**WHAT YOU SHOULD DO**
Find each line with the word "中国游戏市场实际销售收入" and say how many there are, nothing else.

**MATERIAL**
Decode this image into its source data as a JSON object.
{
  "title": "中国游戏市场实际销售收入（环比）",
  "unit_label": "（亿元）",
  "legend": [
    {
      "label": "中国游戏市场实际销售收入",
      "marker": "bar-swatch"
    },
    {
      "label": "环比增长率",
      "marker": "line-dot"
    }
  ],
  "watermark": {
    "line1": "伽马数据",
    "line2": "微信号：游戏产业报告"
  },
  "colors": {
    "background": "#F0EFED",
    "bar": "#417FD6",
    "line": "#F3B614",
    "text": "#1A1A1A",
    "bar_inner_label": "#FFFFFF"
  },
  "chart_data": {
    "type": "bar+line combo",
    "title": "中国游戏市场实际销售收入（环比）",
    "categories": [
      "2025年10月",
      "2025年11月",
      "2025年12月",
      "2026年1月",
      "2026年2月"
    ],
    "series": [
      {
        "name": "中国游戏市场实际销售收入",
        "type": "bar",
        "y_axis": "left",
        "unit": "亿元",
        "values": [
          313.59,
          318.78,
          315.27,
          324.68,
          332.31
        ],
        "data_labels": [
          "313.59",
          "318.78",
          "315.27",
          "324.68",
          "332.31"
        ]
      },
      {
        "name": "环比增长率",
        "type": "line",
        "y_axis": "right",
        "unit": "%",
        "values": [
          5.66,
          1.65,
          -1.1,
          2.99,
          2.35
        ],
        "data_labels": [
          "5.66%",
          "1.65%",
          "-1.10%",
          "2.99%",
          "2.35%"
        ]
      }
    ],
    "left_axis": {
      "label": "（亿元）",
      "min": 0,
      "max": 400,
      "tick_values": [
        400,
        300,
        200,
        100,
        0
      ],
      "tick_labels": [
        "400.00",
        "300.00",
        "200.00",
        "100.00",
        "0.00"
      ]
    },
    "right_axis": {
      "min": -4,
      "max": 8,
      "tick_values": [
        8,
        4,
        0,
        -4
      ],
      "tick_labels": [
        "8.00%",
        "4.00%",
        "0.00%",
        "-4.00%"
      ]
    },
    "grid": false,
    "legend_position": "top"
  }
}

**FINAL ANSWER**
4